▸ Objective: Write out every entry precisely as given, leaving the pictures out.
----- Supplied entries -----
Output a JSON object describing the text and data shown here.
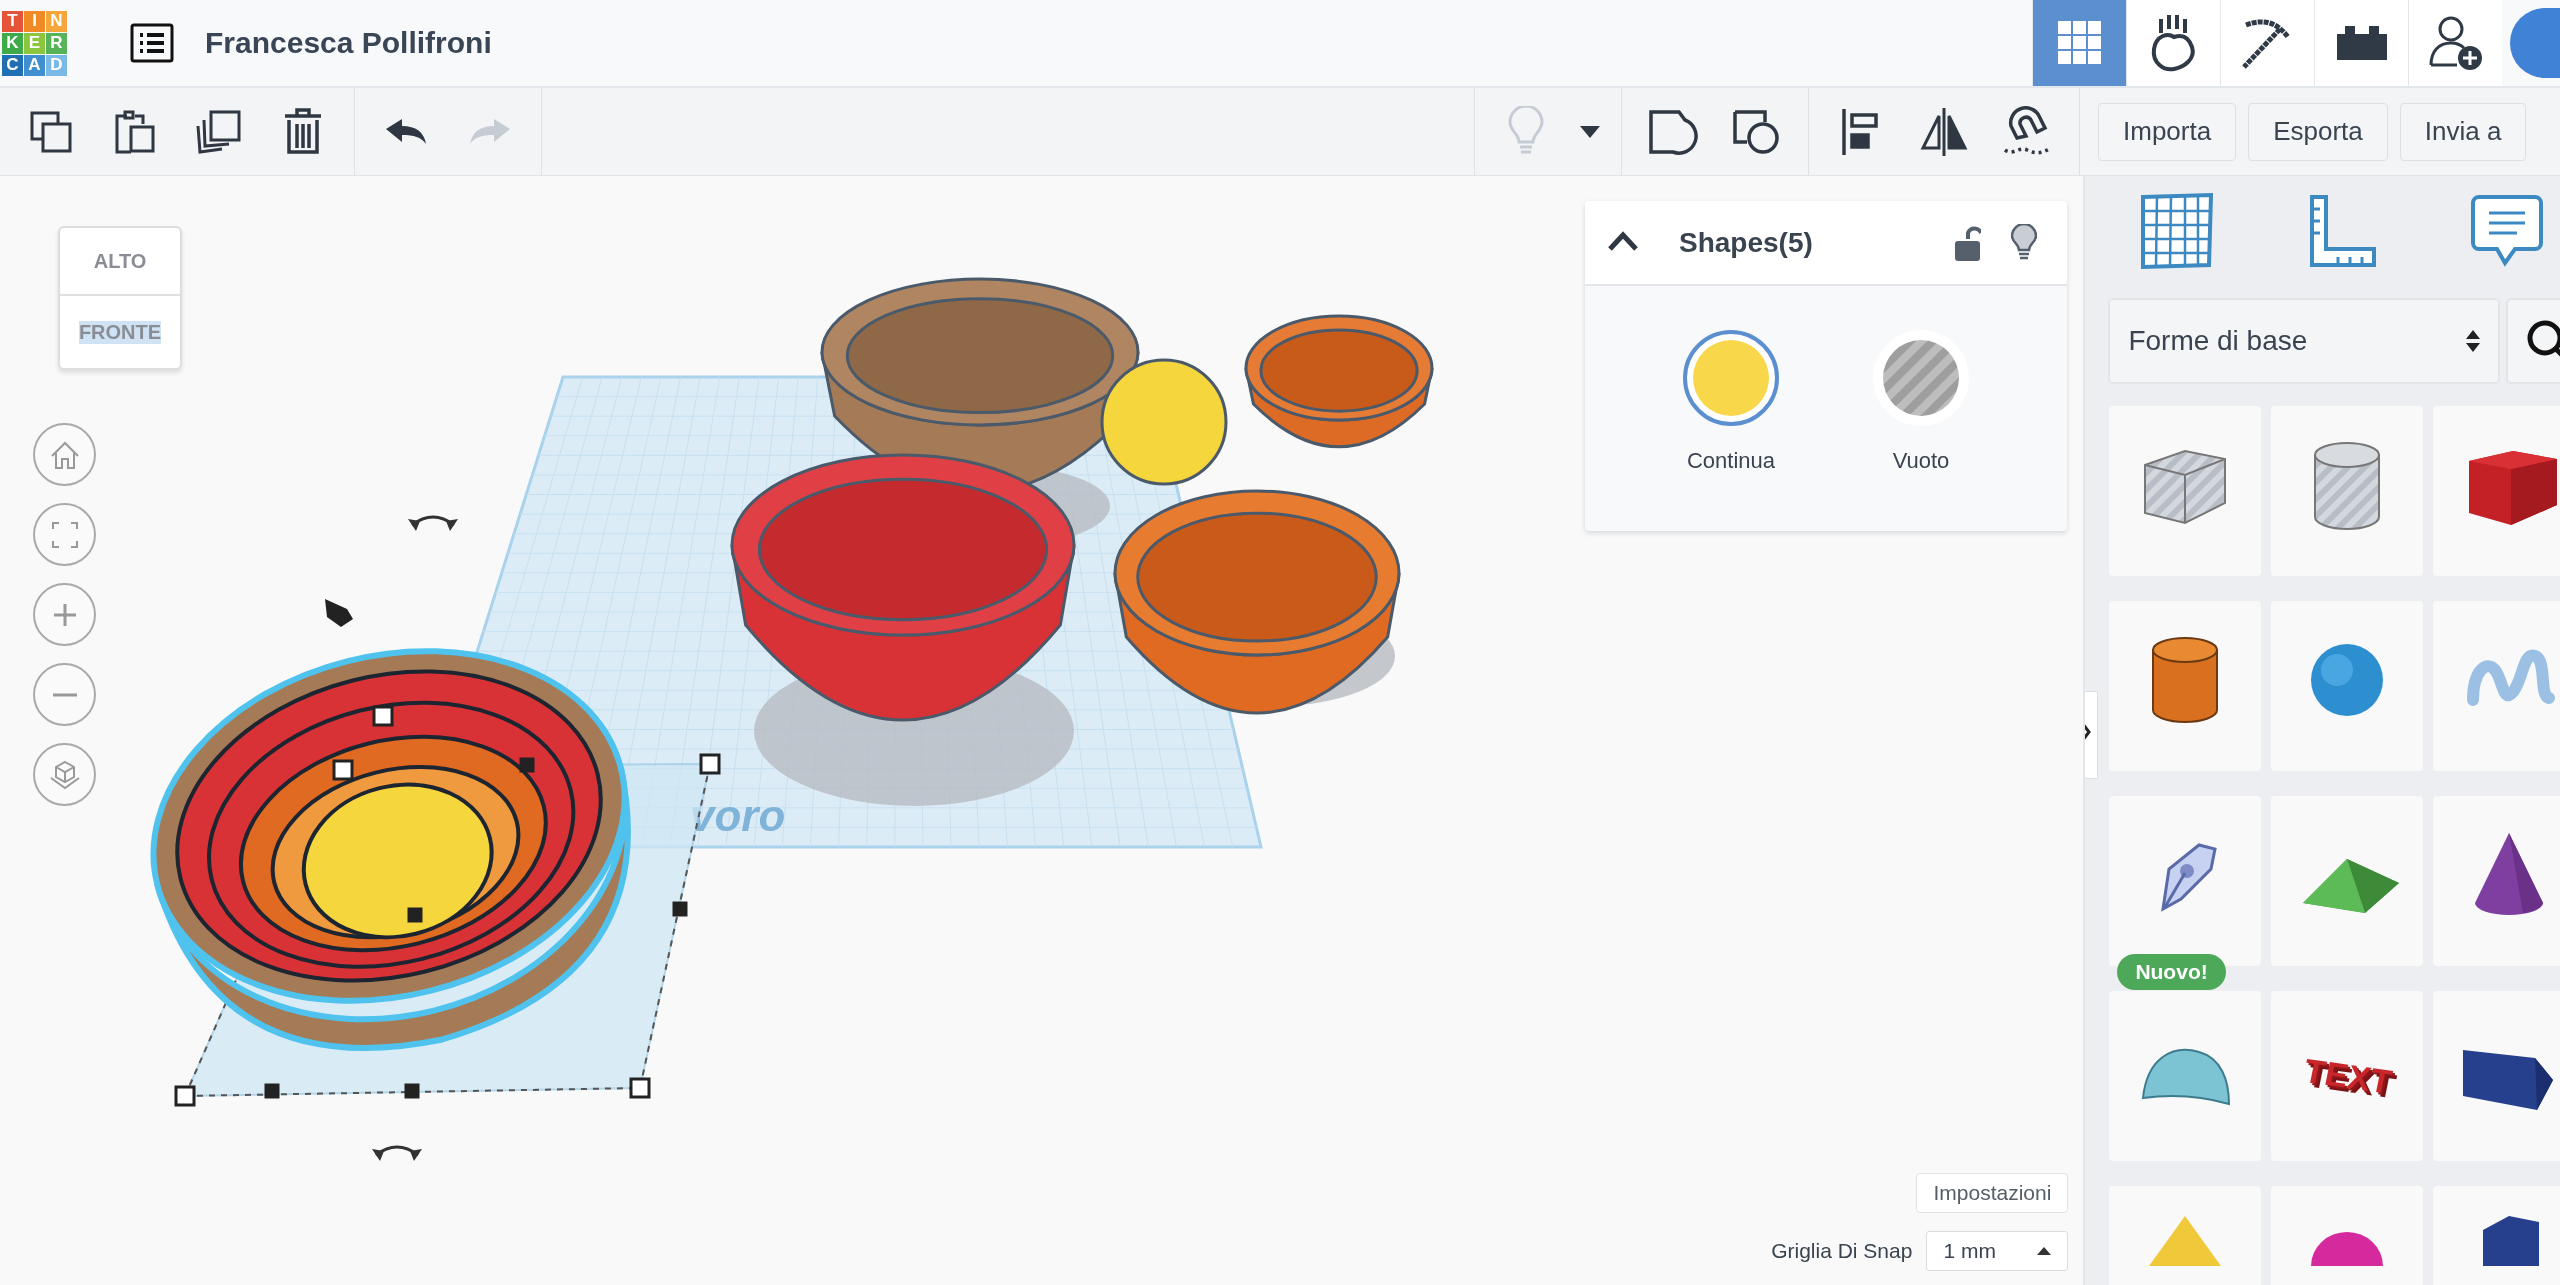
{
  "header": {
    "logo_letters": [
      "T",
      "I",
      "N",
      "K",
      "E",
      "R",
      "C",
      "A",
      "D"
    ],
    "title": "Francesca Pollifroni",
    "nav": [
      {
        "kind": "design",
        "selected": true
      },
      {
        "kind": "sim",
        "selected": false
      },
      {
        "kind": "build",
        "selected": false
      },
      {
        "kind": "bricks",
        "selected": false
      },
      {
        "kind": "invite",
        "selected": false
      }
    ]
  },
  "toolbar": {
    "groups": [
      [
        {
          "kind": "copy",
          "disabled": false
        },
        {
          "kind": "paste",
          "disabled": false
        },
        {
          "kind": "duplicate",
          "disabled": false
        },
        {
          "kind": "delete",
          "disabled": false
        }
      ],
      [
        {
          "kind": "undo",
          "disabled": false
        },
        {
          "kind": "redo",
          "disabled": true
        }
      ],
      [
        {
          "kind": "bulb",
          "disabled": true
        },
        {
          "kind": "dropdown",
          "disabled": false
        }
      ],
      [
        {
          "kind": "group",
          "disabled": false
        },
        {
          "kind": "ungroup",
          "disabled": false
        }
      ],
      [
        {
          "kind": "align",
          "disabled": false
        },
        {
          "kind": "mirror",
          "disabled": false
        },
        {
          "kind": "magnet",
          "disabled": false
        }
      ]
    ],
    "buttons": [
      "Importa",
      "Esporta",
      "Invia a"
    ]
  },
  "view_cube": {
    "top": "ALTO",
    "front": "FRONTE"
  },
  "workplane_label": "voro",
  "shapes_panel": {
    "title": "Shapes(5)",
    "expanded": true,
    "options": [
      {
        "kind": "solid",
        "label": "Continua",
        "selected": true
      },
      {
        "kind": "hole",
        "label": "Vuoto",
        "selected": false
      }
    ]
  },
  "settings_button": "Impostazioni",
  "snap": {
    "label": "Griglia Di Snap",
    "value": "1 mm"
  },
  "library": {
    "category": "Forme di base",
    "shapes": [
      {
        "kind": "box-hole"
      },
      {
        "kind": "cylinder-hole"
      },
      {
        "kind": "box"
      },
      {
        "kind": "cylinder"
      },
      {
        "kind": "sphere"
      },
      {
        "kind": "scribble"
      },
      {
        "kind": "generator",
        "badge": "Nuovo!"
      },
      {
        "kind": "roof"
      },
      {
        "kind": "cone"
      },
      {
        "kind": "round-roof"
      },
      {
        "kind": "text",
        "icon_text": "TEXT"
      },
      {
        "kind": "prism"
      },
      {
        "kind": "pyramid"
      },
      {
        "kind": "dome"
      },
      {
        "kind": "polygon"
      }
    ]
  }
}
-----
▸ Worked solution:
Output a JSON object describing the text and data shown here.
{
  "header": {
    "logo_letters": [
      "T",
      "I",
      "N",
      "K",
      "E",
      "R",
      "C",
      "A",
      "D"
    ],
    "title": "Francesca Pollifroni",
    "nav": [
      {
        "kind": "design",
        "selected": true
      },
      {
        "kind": "sim",
        "selected": false
      },
      {
        "kind": "build",
        "selected": false
      },
      {
        "kind": "bricks",
        "selected": false
      },
      {
        "kind": "invite",
        "selected": false
      }
    ]
  },
  "toolbar": {
    "groups": [
      [
        {
          "kind": "copy",
          "disabled": false
        },
        {
          "kind": "paste",
          "disabled": false
        },
        {
          "kind": "duplicate",
          "disabled": false
        },
        {
          "kind": "delete",
          "disabled": false
        }
      ],
      [
        {
          "kind": "undo",
          "disabled": false
        },
        {
          "kind": "redo",
          "disabled": true
        }
      ],
      [
        {
          "kind": "bulb",
          "disabled": true
        },
        {
          "kind": "dropdown",
          "disabled": false
        }
      ],
      [
        {
          "kind": "group",
          "disabled": false
        },
        {
          "kind": "ungroup",
          "disabled": false
        }
      ],
      [
        {
          "kind": "align",
          "disabled": false
        },
        {
          "kind": "mirror",
          "disabled": false
        },
        {
          "kind": "magnet",
          "disabled": false
        }
      ]
    ],
    "buttons": [
      "Importa",
      "Esporta",
      "Invia a"
    ]
  },
  "view_cube": {
    "top": "ALTO",
    "front": "FRONTE"
  },
  "workplane_label": "voro",
  "shapes_panel": {
    "title": "Shapes(5)",
    "expanded": true,
    "options": [
      {
        "kind": "solid",
        "label": "Continua",
        "selected": true
      },
      {
        "kind": "hole",
        "label": "Vuoto",
        "selected": false
      }
    ]
  },
  "settings_button": "Impostazioni",
  "snap": {
    "label": "Griglia Di Snap",
    "value": "1 mm"
  },
  "library": {
    "category": "Forme di base",
    "shapes": [
      {
        "kind": "box-hole"
      },
      {
        "kind": "cylinder-hole"
      },
      {
        "kind": "box"
      },
      {
        "kind": "cylinder"
      },
      {
        "kind": "sphere"
      },
      {
        "kind": "scribble"
      },
      {
        "kind": "generator",
        "badge": "Nuovo!"
      },
      {
        "kind": "roof"
      },
      {
        "kind": "cone"
      },
      {
        "kind": "round-roof"
      },
      {
        "kind": "text",
        "icon_text": "TEXT"
      },
      {
        "kind": "prism"
      },
      {
        "kind": "pyramid"
      },
      {
        "kind": "dome"
      },
      {
        "kind": "polygon"
      }
    ]
  }
}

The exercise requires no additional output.